» **Available records**:
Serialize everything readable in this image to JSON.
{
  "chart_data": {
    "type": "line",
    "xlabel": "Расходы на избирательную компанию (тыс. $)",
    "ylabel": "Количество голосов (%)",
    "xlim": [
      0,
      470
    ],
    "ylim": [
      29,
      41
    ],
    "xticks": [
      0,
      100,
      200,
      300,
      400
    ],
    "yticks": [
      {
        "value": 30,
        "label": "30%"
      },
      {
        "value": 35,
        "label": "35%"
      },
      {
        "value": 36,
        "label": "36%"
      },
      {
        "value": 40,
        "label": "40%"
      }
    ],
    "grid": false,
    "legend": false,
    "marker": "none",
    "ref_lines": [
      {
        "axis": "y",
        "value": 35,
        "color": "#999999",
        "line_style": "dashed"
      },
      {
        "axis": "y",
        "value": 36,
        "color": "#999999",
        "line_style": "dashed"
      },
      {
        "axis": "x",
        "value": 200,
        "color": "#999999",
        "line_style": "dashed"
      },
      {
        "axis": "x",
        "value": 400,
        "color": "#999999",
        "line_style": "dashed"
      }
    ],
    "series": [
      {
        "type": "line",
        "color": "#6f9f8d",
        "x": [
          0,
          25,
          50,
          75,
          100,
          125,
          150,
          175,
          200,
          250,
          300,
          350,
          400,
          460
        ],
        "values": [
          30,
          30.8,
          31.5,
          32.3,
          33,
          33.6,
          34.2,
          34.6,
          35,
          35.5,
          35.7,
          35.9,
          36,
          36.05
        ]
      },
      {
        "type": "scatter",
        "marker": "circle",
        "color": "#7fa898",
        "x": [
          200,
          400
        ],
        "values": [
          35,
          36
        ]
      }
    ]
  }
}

» **Problem to solve**:
Faithfully copy every entry, leaving nothing out.

» **Exercise response**:
Serialize everything readable in this image to JSON.
{
  "chart_data": {
    "type": "line",
    "xlabel": "Расходы на избирательную компанию (тыс. $)",
    "ylabel": "Количество голосов (%)",
    "xlim": [
      0,
      470
    ],
    "ylim": [
      29,
      41
    ],
    "xticks": [
      0,
      100,
      200,
      300,
      400
    ],
    "yticks": [
      {
        "value": 30,
        "label": "30%"
      },
      {
        "value": 35,
        "label": "35%"
      },
      {
        "value": 36,
        "label": "36%"
      },
      {
        "value": 40,
        "label": "40%"
      }
    ],
    "grid": false,
    "legend": false,
    "marker": "none",
    "ref_lines": [
      {
        "axis": "y",
        "value": 35,
        "color": "#999999",
        "line_style": "dashed"
      },
      {
        "axis": "y",
        "value": 36,
        "color": "#999999",
        "line_style": "dashed"
      },
      {
        "axis": "x",
        "value": 200,
        "color": "#999999",
        "line_style": "dashed"
      },
      {
        "axis": "x",
        "value": 400,
        "color": "#999999",
        "line_style": "dashed"
      }
    ],
    "series": [
      {
        "type": "line",
        "color": "#6f9f8d",
        "x": [
          0,
          25,
          50,
          75,
          100,
          125,
          150,
          175,
          200,
          250,
          300,
          350,
          400,
          460
        ],
        "values": [
          30,
          30.8,
          31.5,
          32.3,
          33,
          33.6,
          34.2,
          34.6,
          35,
          35.5,
          35.7,
          35.9,
          36,
          36.05
        ]
      },
      {
        "type": "scatter",
        "marker": "circle",
        "color": "#7fa898",
        "x": [
          200,
          400
        ],
        "values": [
          35,
          36
        ]
      }
    ]
  }
}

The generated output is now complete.